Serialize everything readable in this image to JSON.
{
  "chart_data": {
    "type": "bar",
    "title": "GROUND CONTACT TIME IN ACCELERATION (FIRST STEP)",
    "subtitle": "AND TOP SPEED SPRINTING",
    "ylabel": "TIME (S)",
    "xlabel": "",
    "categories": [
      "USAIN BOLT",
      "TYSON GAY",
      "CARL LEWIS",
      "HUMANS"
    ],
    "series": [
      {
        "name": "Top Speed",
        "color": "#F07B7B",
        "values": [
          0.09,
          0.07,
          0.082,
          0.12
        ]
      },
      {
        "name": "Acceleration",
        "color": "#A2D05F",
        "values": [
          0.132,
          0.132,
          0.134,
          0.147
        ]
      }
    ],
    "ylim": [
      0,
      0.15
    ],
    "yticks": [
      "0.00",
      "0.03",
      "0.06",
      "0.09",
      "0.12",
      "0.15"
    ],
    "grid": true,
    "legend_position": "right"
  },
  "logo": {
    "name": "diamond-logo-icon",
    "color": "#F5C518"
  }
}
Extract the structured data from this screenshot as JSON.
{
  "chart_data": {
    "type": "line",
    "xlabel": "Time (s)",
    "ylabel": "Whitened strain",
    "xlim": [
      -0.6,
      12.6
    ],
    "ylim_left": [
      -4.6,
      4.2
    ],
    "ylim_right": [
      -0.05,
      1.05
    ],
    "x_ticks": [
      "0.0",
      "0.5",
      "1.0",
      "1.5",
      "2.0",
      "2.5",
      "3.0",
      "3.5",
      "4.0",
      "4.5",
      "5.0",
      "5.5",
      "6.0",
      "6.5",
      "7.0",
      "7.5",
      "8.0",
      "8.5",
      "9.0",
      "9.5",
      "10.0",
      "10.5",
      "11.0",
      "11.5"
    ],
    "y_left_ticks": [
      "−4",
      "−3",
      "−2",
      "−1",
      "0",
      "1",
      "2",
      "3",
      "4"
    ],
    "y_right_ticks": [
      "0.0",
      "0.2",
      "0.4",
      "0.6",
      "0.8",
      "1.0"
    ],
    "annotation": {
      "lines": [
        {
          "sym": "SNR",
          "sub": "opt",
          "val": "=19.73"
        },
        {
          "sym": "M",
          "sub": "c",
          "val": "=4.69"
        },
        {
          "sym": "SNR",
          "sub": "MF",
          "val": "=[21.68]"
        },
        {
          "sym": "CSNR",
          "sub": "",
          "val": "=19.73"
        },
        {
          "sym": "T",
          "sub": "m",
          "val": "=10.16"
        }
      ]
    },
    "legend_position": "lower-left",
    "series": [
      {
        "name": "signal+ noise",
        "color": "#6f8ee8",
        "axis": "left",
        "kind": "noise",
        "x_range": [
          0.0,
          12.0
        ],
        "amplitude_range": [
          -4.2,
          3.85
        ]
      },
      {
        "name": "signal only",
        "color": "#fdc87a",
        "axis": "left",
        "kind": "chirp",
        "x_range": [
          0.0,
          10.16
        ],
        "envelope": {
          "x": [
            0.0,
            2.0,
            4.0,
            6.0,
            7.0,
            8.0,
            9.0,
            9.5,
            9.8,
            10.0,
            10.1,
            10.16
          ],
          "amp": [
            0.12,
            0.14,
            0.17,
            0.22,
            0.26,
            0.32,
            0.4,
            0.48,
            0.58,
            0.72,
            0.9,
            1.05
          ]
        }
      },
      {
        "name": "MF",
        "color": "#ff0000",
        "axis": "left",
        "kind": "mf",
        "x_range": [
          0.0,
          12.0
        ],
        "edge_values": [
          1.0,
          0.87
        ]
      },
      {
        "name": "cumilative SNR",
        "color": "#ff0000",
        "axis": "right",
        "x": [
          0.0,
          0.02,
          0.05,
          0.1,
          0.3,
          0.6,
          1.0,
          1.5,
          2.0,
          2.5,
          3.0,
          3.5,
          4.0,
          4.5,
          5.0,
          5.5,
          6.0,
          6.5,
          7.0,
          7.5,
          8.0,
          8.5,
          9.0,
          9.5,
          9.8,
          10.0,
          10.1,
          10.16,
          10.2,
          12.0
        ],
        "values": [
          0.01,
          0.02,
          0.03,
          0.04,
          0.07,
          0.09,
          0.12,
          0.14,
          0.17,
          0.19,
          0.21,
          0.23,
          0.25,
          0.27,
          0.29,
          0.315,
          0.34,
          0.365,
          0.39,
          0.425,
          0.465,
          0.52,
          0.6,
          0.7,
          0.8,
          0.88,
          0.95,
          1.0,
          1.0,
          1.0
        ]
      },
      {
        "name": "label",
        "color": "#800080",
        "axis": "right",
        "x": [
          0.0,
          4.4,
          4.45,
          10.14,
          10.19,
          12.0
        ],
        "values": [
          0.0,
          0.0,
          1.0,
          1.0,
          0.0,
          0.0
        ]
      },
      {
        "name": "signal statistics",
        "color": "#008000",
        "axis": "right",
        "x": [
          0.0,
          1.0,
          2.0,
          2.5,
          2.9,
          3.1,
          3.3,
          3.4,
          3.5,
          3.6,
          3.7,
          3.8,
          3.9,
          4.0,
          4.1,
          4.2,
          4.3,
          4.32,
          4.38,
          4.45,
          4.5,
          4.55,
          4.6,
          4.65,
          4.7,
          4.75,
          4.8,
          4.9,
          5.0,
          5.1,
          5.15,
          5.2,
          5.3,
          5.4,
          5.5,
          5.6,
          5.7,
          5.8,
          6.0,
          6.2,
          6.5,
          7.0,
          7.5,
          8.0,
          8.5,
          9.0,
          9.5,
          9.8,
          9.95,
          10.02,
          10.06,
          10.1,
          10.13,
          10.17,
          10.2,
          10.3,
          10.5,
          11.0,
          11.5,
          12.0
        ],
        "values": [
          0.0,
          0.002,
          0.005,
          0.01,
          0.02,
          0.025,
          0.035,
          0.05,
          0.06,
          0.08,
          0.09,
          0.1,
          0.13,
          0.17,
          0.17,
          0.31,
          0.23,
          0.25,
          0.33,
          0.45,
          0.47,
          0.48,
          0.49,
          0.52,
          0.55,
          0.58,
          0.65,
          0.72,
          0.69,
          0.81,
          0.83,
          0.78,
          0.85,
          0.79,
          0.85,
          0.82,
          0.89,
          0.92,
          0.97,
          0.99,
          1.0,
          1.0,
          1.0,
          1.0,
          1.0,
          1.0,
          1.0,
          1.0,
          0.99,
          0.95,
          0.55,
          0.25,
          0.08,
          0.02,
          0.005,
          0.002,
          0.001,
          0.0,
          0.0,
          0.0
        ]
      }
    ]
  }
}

_Aim of the exercise_
Write the data out again in full and exactly.

_In response_
Serialize everything readable in this image to JSON.
{
  "chart_data": {
    "type": "bar",
    "title": "GROUND CONTACT TIME IN ACCELERATION (FIRST STEP)",
    "subtitle": "AND TOP SPEED SPRINTING",
    "ylabel": "TIME (S)",
    "xlabel": "",
    "categories": [
      "USAIN BOLT",
      "TYSON GAY",
      "CARL LEWIS",
      "HUMANS"
    ],
    "series": [
      {
        "name": "Top Speed",
        "color": "#F07B7B",
        "values": [
          0.09,
          0.07,
          0.082,
          0.12
        ]
      },
      {
        "name": "Acceleration",
        "color": "#A2D05F",
        "values": [
          0.132,
          0.132,
          0.134,
          0.147
        ]
      }
    ],
    "ylim": [
      0,
      0.15
    ],
    "yticks": [
      "0.00",
      "0.03",
      "0.06",
      "0.09",
      "0.12",
      "0.15"
    ],
    "grid": true,
    "legend_position": "right"
  },
  "logo": {
    "name": "diamond-logo-icon",
    "color": "#F5C518"
  }
}
Extract the structured data from this screenshot as JSON.
{
  "chart_data": {
    "type": "line",
    "xlabel": "Time (s)",
    "ylabel": "Whitened strain",
    "xlim": [
      -0.6,
      12.6
    ],
    "ylim_left": [
      -4.6,
      4.2
    ],
    "ylim_right": [
      -0.05,
      1.05
    ],
    "x_ticks": [
      "0.0",
      "0.5",
      "1.0",
      "1.5",
      "2.0",
      "2.5",
      "3.0",
      "3.5",
      "4.0",
      "4.5",
      "5.0",
      "5.5",
      "6.0",
      "6.5",
      "7.0",
      "7.5",
      "8.0",
      "8.5",
      "9.0",
      "9.5",
      "10.0",
      "10.5",
      "11.0",
      "11.5"
    ],
    "y_left_ticks": [
      "−4",
      "−3",
      "−2",
      "−1",
      "0",
      "1",
      "2",
      "3",
      "4"
    ],
    "y_right_ticks": [
      "0.0",
      "0.2",
      "0.4",
      "0.6",
      "0.8",
      "1.0"
    ],
    "annotation": {
      "lines": [
        {
          "sym": "SNR",
          "sub": "opt",
          "val": "=19.73"
        },
        {
          "sym": "M",
          "sub": "c",
          "val": "=4.69"
        },
        {
          "sym": "SNR",
          "sub": "MF",
          "val": "=[21.68]"
        },
        {
          "sym": "CSNR",
          "sub": "",
          "val": "=19.73"
        },
        {
          "sym": "T",
          "sub": "m",
          "val": "=10.16"
        }
      ]
    },
    "legend_position": "lower-left",
    "series": [
      {
        "name": "signal+ noise",
        "color": "#6f8ee8",
        "axis": "left",
        "kind": "noise",
        "x_range": [
          0.0,
          12.0
        ],
        "amplitude_range": [
          -4.2,
          3.85
        ]
      },
      {
        "name": "signal only",
        "color": "#fdc87a",
        "axis": "left",
        "kind": "chirp",
        "x_range": [
          0.0,
          10.16
        ],
        "envelope": {
          "x": [
            0.0,
            2.0,
            4.0,
            6.0,
            7.0,
            8.0,
            9.0,
            9.5,
            9.8,
            10.0,
            10.1,
            10.16
          ],
          "amp": [
            0.12,
            0.14,
            0.17,
            0.22,
            0.26,
            0.32,
            0.4,
            0.48,
            0.58,
            0.72,
            0.9,
            1.05
          ]
        }
      },
      {
        "name": "MF",
        "color": "#ff0000",
        "axis": "left",
        "kind": "mf",
        "x_range": [
          0.0,
          12.0
        ],
        "edge_values": [
          1.0,
          0.87
        ]
      },
      {
        "name": "cumilative SNR",
        "color": "#ff0000",
        "axis": "right",
        "x": [
          0.0,
          0.02,
          0.05,
          0.1,
          0.3,
          0.6,
          1.0,
          1.5,
          2.0,
          2.5,
          3.0,
          3.5,
          4.0,
          4.5,
          5.0,
          5.5,
          6.0,
          6.5,
          7.0,
          7.5,
          8.0,
          8.5,
          9.0,
          9.5,
          9.8,
          10.0,
          10.1,
          10.16,
          10.2,
          12.0
        ],
        "values": [
          0.01,
          0.02,
          0.03,
          0.04,
          0.07,
          0.09,
          0.12,
          0.14,
          0.17,
          0.19,
          0.21,
          0.23,
          0.25,
          0.27,
          0.29,
          0.315,
          0.34,
          0.365,
          0.39,
          0.425,
          0.465,
          0.52,
          0.6,
          0.7,
          0.8,
          0.88,
          0.95,
          1.0,
          1.0,
          1.0
        ]
      },
      {
        "name": "label",
        "color": "#800080",
        "axis": "right",
        "x": [
          0.0,
          4.4,
          4.45,
          10.14,
          10.19,
          12.0
        ],
        "values": [
          0.0,
          0.0,
          1.0,
          1.0,
          0.0,
          0.0
        ]
      },
      {
        "name": "signal statistics",
        "color": "#008000",
        "axis": "right",
        "x": [
          0.0,
          1.0,
          2.0,
          2.5,
          2.9,
          3.1,
          3.3,
          3.4,
          3.5,
          3.6,
          3.7,
          3.8,
          3.9,
          4.0,
          4.1,
          4.2,
          4.3,
          4.32,
          4.38,
          4.45,
          4.5,
          4.55,
          4.6,
          4.65,
          4.7,
          4.75,
          4.8,
          4.9,
          5.0,
          5.1,
          5.15,
          5.2,
          5.3,
          5.4,
          5.5,
          5.6,
          5.7,
          5.8,
          6.0,
          6.2,
          6.5,
          7.0,
          7.5,
          8.0,
          8.5,
          9.0,
          9.5,
          9.8,
          9.95,
          10.02,
          10.06,
          10.1,
          10.13,
          10.17,
          10.2,
          10.3,
          10.5,
          11.0,
          11.5,
          12.0
        ],
        "values": [
          0.0,
          0.002,
          0.005,
          0.01,
          0.02,
          0.025,
          0.035,
          0.05,
          0.06,
          0.08,
          0.09,
          0.1,
          0.13,
          0.17,
          0.17,
          0.31,
          0.23,
          0.25,
          0.33,
          0.45,
          0.47,
          0.48,
          0.49,
          0.52,
          0.55,
          0.58,
          0.65,
          0.72,
          0.69,
          0.81,
          0.83,
          0.78,
          0.85,
          0.79,
          0.85,
          0.82,
          0.89,
          0.92,
          0.97,
          0.99,
          1.0,
          1.0,
          1.0,
          1.0,
          1.0,
          1.0,
          1.0,
          1.0,
          0.99,
          0.95,
          0.55,
          0.25,
          0.08,
          0.02,
          0.005,
          0.002,
          0.001,
          0.0,
          0.0,
          0.0
        ]
      }
    ]
  }
}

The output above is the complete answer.